_GIVEN PROBLEM:_
Reproduce the stretch of rows from the start of the stored rows through the line containing "quicksight-q-icon [37,31,62,56]", keeping every line the same and including both ends.

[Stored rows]
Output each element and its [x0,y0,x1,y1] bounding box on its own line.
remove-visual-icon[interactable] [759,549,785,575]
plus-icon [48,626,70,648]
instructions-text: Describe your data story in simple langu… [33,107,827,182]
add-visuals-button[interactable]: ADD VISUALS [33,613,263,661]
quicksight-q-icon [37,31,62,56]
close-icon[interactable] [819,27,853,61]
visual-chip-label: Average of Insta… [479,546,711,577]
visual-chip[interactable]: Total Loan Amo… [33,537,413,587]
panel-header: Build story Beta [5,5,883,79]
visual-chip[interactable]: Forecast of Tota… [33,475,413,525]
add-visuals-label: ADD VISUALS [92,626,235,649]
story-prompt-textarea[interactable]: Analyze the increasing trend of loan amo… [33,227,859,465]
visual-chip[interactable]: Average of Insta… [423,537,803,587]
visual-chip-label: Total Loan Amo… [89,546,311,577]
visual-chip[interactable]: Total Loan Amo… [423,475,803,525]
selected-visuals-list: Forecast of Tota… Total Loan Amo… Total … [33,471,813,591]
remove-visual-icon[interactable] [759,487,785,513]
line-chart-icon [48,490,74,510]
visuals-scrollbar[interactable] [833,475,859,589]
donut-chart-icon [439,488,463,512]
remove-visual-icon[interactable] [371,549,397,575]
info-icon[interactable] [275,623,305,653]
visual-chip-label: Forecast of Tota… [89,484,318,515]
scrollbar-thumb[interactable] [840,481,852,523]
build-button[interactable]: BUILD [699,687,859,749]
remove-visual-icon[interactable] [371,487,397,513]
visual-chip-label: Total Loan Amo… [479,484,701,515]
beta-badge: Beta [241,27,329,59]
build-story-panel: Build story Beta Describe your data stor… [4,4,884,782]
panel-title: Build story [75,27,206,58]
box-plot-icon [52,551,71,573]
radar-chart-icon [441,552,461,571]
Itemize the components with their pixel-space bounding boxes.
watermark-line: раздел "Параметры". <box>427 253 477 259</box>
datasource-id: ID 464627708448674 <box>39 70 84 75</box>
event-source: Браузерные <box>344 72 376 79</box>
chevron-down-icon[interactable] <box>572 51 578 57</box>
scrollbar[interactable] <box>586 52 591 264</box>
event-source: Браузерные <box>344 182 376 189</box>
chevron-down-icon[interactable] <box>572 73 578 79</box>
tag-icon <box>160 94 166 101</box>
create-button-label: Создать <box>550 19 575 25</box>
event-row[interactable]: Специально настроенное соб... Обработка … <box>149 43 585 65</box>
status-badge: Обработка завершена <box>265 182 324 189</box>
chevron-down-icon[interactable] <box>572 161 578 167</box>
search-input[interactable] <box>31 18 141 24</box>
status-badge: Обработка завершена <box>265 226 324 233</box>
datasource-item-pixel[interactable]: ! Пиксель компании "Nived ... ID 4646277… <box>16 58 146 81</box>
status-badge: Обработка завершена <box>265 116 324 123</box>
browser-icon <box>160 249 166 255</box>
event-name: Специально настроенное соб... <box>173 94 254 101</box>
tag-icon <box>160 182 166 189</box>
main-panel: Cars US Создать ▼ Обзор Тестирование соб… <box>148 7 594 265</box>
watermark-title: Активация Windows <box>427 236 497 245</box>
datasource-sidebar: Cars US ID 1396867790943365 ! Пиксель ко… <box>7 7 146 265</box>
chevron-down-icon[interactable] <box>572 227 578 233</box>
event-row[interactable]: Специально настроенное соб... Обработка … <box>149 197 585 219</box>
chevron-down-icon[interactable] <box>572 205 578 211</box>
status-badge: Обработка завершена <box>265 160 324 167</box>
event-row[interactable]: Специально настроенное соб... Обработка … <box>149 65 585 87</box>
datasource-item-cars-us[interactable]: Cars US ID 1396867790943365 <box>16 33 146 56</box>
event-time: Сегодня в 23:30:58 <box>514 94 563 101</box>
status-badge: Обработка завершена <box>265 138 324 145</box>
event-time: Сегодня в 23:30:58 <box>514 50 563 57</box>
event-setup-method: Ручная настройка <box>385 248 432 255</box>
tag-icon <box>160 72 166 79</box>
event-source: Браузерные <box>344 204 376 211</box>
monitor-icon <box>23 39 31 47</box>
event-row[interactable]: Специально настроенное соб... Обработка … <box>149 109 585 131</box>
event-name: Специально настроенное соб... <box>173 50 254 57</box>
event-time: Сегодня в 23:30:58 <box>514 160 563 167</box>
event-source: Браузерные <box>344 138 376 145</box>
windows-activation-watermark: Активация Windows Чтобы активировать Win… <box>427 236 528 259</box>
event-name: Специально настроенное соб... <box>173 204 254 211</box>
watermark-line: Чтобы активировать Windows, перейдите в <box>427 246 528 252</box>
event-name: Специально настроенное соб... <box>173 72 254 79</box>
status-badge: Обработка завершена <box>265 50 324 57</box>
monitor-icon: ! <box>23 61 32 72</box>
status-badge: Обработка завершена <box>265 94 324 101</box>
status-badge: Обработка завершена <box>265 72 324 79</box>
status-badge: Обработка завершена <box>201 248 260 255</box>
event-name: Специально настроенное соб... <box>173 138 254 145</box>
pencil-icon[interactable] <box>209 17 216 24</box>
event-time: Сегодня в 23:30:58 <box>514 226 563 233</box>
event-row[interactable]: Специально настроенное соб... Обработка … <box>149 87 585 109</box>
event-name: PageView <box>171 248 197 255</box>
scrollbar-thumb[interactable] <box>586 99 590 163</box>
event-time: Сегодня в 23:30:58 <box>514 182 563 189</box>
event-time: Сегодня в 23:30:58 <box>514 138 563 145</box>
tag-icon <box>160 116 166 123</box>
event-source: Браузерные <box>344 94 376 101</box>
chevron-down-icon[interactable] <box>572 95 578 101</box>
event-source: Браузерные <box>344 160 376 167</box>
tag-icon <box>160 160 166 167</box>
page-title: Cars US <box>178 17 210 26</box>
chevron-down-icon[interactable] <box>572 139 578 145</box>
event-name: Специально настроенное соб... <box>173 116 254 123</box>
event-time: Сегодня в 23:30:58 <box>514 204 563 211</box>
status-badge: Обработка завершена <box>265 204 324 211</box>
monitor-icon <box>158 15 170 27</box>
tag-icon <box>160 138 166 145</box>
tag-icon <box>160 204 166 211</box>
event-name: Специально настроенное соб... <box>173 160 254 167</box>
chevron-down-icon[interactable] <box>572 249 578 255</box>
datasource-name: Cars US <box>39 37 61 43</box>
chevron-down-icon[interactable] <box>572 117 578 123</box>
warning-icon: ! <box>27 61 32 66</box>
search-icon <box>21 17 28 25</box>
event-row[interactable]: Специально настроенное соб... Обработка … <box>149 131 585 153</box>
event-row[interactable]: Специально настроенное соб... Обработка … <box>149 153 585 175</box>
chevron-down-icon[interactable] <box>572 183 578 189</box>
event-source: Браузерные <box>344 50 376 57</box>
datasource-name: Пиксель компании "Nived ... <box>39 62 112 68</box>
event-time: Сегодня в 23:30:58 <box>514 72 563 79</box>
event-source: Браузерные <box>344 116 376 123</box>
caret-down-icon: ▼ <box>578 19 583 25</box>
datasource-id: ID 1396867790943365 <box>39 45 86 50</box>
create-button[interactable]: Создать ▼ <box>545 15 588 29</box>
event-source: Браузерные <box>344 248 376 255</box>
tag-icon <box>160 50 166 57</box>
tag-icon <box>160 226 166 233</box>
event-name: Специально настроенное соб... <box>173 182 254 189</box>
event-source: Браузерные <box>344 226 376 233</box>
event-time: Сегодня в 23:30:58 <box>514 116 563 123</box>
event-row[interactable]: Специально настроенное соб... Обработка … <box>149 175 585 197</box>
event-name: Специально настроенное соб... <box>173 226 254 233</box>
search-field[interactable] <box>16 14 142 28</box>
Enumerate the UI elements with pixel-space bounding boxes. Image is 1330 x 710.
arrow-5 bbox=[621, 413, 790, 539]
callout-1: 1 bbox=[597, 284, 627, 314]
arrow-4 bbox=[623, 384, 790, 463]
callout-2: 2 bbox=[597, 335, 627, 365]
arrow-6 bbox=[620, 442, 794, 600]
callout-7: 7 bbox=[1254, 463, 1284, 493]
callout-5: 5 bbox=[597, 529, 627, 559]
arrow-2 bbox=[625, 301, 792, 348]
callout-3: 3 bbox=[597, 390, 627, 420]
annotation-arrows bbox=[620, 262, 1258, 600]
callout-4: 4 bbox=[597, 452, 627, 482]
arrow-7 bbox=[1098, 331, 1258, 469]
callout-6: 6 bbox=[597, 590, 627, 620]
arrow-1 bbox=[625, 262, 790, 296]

_TASK ANSWER:_
Output each element and its [x0,y0,x1,y1] bounding box on its own line.
remove-visual-icon[interactable] [759,549,785,575]
plus-icon [48,626,70,648]
instructions-text: Describe your data story in simple langu… [33,107,827,182]
add-visuals-button[interactable]: ADD VISUALS [33,613,263,661]
quicksight-q-icon [37,31,62,56]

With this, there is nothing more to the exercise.